To be done
Print the entries verbatim, leaving out the images they contain.

Records
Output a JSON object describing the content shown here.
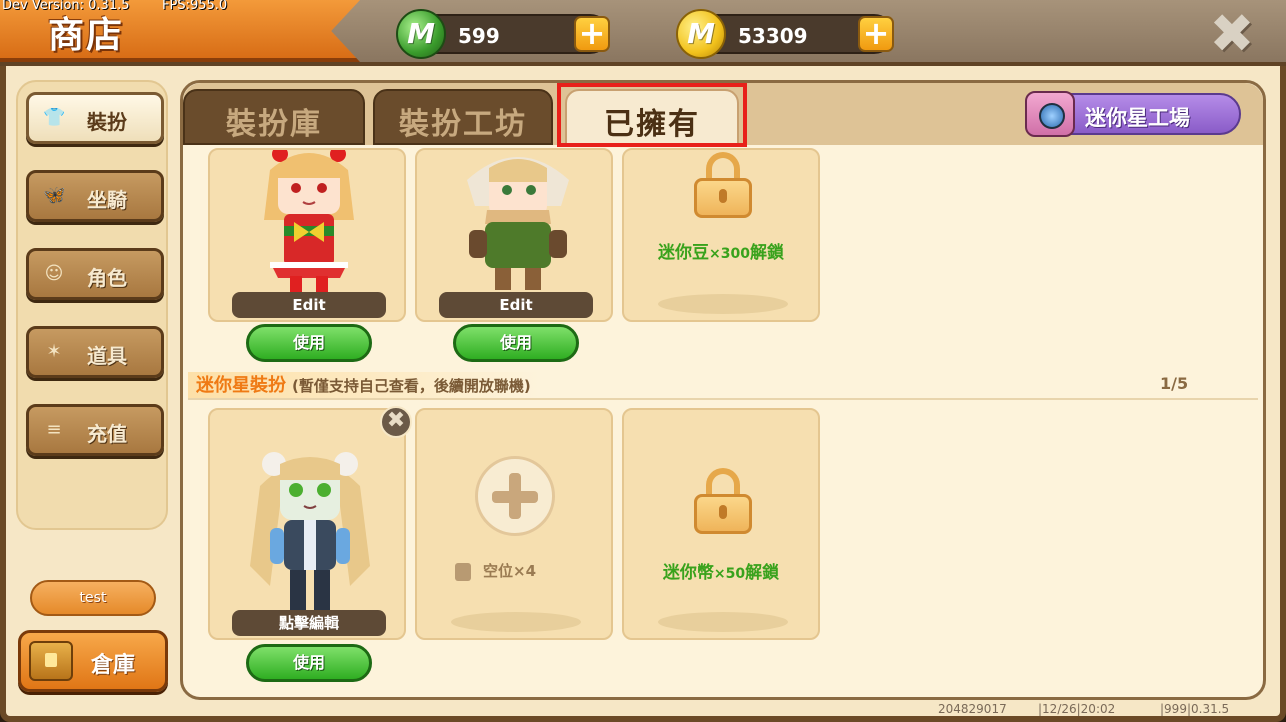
{
  "debug": {
    "version": "Dev Version: 0.31.5",
    "fps": "FPS:955.0"
  },
  "header": {
    "title": "商店"
  },
  "currency": {
    "gems": {
      "icon": "green-gem-icon",
      "value": "599",
      "symbol": "M"
    },
    "coins": {
      "icon": "gold-m-coin-icon",
      "value": "53309",
      "symbol": "M"
    },
    "plus": "+"
  },
  "close": "✖",
  "sidebar": {
    "items": [
      {
        "label": "裝扮",
        "icon": "shirt-icon",
        "glyph": "👕",
        "active": true
      },
      {
        "label": "坐騎",
        "icon": "butterfly-icon",
        "glyph": "🦋",
        "active": false
      },
      {
        "label": "角色",
        "icon": "character-icon",
        "glyph": "☺",
        "active": false
      },
      {
        "label": "道具",
        "icon": "party-popper-icon",
        "glyph": "✶",
        "active": false
      },
      {
        "label": "充值",
        "icon": "coin-stack-icon",
        "glyph": "≡",
        "active": false
      }
    ],
    "test_label": "test",
    "warehouse_label": "倉庫"
  },
  "tabs": [
    {
      "label": "裝扮庫",
      "active": false
    },
    {
      "label": "裝扮工坊",
      "active": false
    },
    {
      "label": "已擁有",
      "active": true
    }
  ],
  "workshop": {
    "label": "迷你星工場",
    "icon": "camera-icon"
  },
  "owned": {
    "cards": [
      {
        "bar": "Edit",
        "button": "使用"
      },
      {
        "bar": "Edit",
        "button": "使用"
      },
      {
        "unlock": "迷你豆",
        "unlock_qty": "×300",
        "unlock_suffix": "解鎖"
      }
    ]
  },
  "ministar": {
    "title": "迷你星裝扮",
    "note": "(暫僅支持自己查看，後續開放聯機)",
    "page": "1/5",
    "remove": "✖",
    "cards": [
      {
        "bar": "點擊編輯",
        "button": "使用"
      },
      {
        "slot_label": "空位",
        "slot_qty": "×4"
      },
      {
        "unlock": "迷你幣",
        "unlock_qty": "×50",
        "unlock_suffix": "解鎖"
      }
    ]
  },
  "footer": {
    "uid": "204829017",
    "date": "|12/26|20:02",
    "build": "|999|0.31.5"
  },
  "colors": {
    "accent_orange": "#e07616",
    "green_button": "#2fae22",
    "active_tab_outline": "#e8201a",
    "workshop_purple": "#8a5cc8"
  }
}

Task answer
Output a JSON object describing the content shown here.
{
  "debug": {
    "version": "Dev Version: 0.31.5",
    "fps": "FPS:955.0"
  },
  "header": {
    "title": "商店"
  },
  "currency": {
    "gems": {
      "icon": "green-gem-icon",
      "value": "599",
      "symbol": "M"
    },
    "coins": {
      "icon": "gold-m-coin-icon",
      "value": "53309",
      "symbol": "M"
    },
    "plus": "+"
  },
  "close": "✖",
  "sidebar": {
    "items": [
      {
        "label": "裝扮",
        "icon": "shirt-icon",
        "glyph": "👕",
        "active": true
      },
      {
        "label": "坐騎",
        "icon": "butterfly-icon",
        "glyph": "🦋",
        "active": false
      },
      {
        "label": "角色",
        "icon": "character-icon",
        "glyph": "☺",
        "active": false
      },
      {
        "label": "道具",
        "icon": "party-popper-icon",
        "glyph": "✶",
        "active": false
      },
      {
        "label": "充值",
        "icon": "coin-stack-icon",
        "glyph": "≡",
        "active": false
      }
    ],
    "test_label": "test",
    "warehouse_label": "倉庫"
  },
  "tabs": [
    {
      "label": "裝扮庫",
      "active": false
    },
    {
      "label": "裝扮工坊",
      "active": false
    },
    {
      "label": "已擁有",
      "active": true
    }
  ],
  "workshop": {
    "label": "迷你星工場",
    "icon": "camera-icon"
  },
  "owned": {
    "cards": [
      {
        "bar": "Edit",
        "button": "使用"
      },
      {
        "bar": "Edit",
        "button": "使用"
      },
      {
        "unlock": "迷你豆",
        "unlock_qty": "×300",
        "unlock_suffix": "解鎖"
      }
    ]
  },
  "ministar": {
    "title": "迷你星裝扮",
    "note": "(暫僅支持自己查看，後續開放聯機)",
    "page": "1/5",
    "remove": "✖",
    "cards": [
      {
        "bar": "點擊編輯",
        "button": "使用"
      },
      {
        "slot_label": "空位",
        "slot_qty": "×4"
      },
      {
        "unlock": "迷你幣",
        "unlock_qty": "×50",
        "unlock_suffix": "解鎖"
      }
    ]
  },
  "footer": {
    "uid": "204829017",
    "date": "|12/26|20:02",
    "build": "|999|0.31.5"
  },
  "colors": {
    "accent_orange": "#e07616",
    "green_button": "#2fae22",
    "active_tab_outline": "#e8201a",
    "workshop_purple": "#8a5cc8"
  }
}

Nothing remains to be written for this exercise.